Reproduce the records below exactly as they appear, omitting any pictures they contain.
◇ ◇ ◇ ◇ ◇ ◇ ◇
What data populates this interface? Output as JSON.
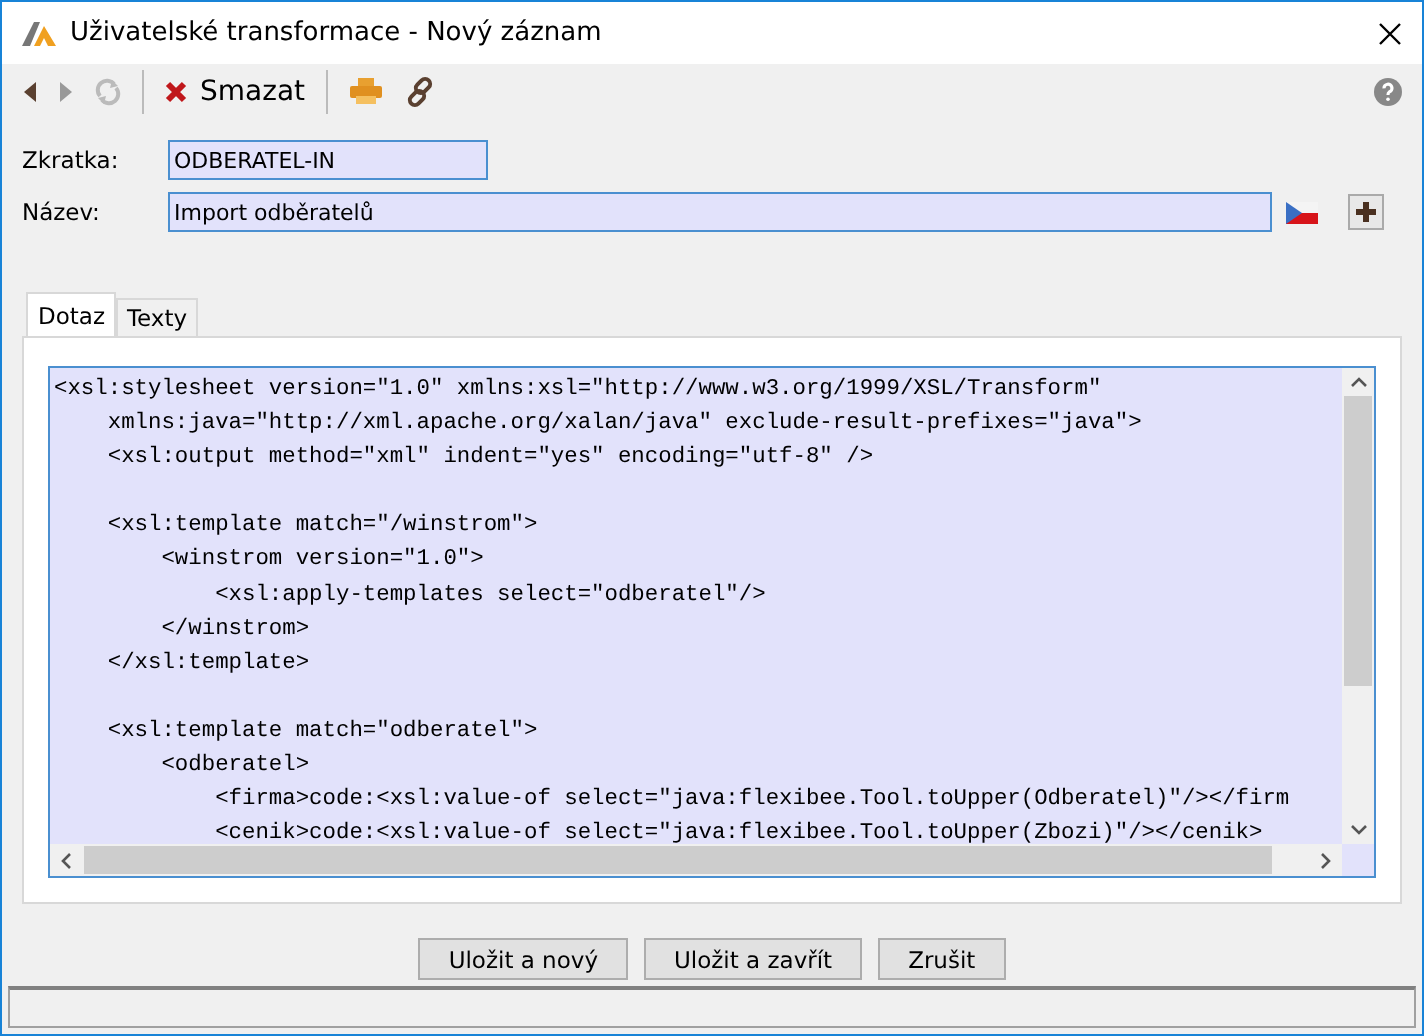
{
  "window": {
    "title": "Uživatelské transformace - Nový záznam"
  },
  "toolbar": {
    "delete_label": "Smazat",
    "refresh_disabled": true
  },
  "fields": [
    {
      "label": "Zkratka:",
      "value": "ODBERATEL-IN",
      "wide": false
    },
    {
      "label": "Název:",
      "value": "Import odběratelů",
      "wide": true
    }
  ],
  "tabs": [
    {
      "label": "Dotaz",
      "selected": true
    },
    {
      "label": "Texty",
      "selected": false
    }
  ],
  "editor": {
    "code": "<xsl:stylesheet version=\"1.0\" xmlns:xsl=\"http://www.w3.org/1999/XSL/Transform\"\n    xmlns:java=\"http://xml.apache.org/xalan/java\" exclude-result-prefixes=\"java\">\n    <xsl:output method=\"xml\" indent=\"yes\" encoding=\"utf-8\" />\n\n    <xsl:template match=\"/winstrom\">\n        <winstrom version=\"1.0\">\n            <xsl:apply-templates select=\"odberatel\"/>\n        </winstrom>\n    </xsl:template>\n\n    <xsl:template match=\"odberatel\">\n        <odberatel>\n            <firma>code:<xsl:value-of select=\"java:flexibee.Tool.toUpper(Odberatel)\"/></firm\n            <cenik>code:<xsl:value-of select=\"java:flexibee.Tool.toUpper(Zbozi)\"/></cenik>"
  },
  "buttons": [
    "Uložit a nový",
    "Uložit a zavřít",
    "Zrušit"
  ]
}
◇ ◇ ◇ ◇ ◇ ◇ ◇
> [Exercise result]:
What data populates this interface? Output as JSON.
{
  "window": {
    "title": "Uživatelské transformace - Nový záznam"
  },
  "toolbar": {
    "delete_label": "Smazat",
    "refresh_disabled": true
  },
  "fields": [
    {
      "label": "Zkratka:",
      "value": "ODBERATEL-IN",
      "wide": false
    },
    {
      "label": "Název:",
      "value": "Import odběratelů",
      "wide": true
    }
  ],
  "tabs": [
    {
      "label": "Dotaz",
      "selected": true
    },
    {
      "label": "Texty",
      "selected": false
    }
  ],
  "editor": {
    "code": "<xsl:stylesheet version=\"1.0\" xmlns:xsl=\"http://www.w3.org/1999/XSL/Transform\"\n    xmlns:java=\"http://xml.apache.org/xalan/java\" exclude-result-prefixes=\"java\">\n    <xsl:output method=\"xml\" indent=\"yes\" encoding=\"utf-8\" />\n\n    <xsl:template match=\"/winstrom\">\n        <winstrom version=\"1.0\">\n            <xsl:apply-templates select=\"odberatel\"/>\n        </winstrom>\n    </xsl:template>\n\n    <xsl:template match=\"odberatel\">\n        <odberatel>\n            <firma>code:<xsl:value-of select=\"java:flexibee.Tool.toUpper(Odberatel)\"/></firm\n            <cenik>code:<xsl:value-of select=\"java:flexibee.Tool.toUpper(Zbozi)\"/></cenik>"
  },
  "buttons": [
    "Uložit a nový",
    "Uložit a zavřít",
    "Zrušit"
  ]
}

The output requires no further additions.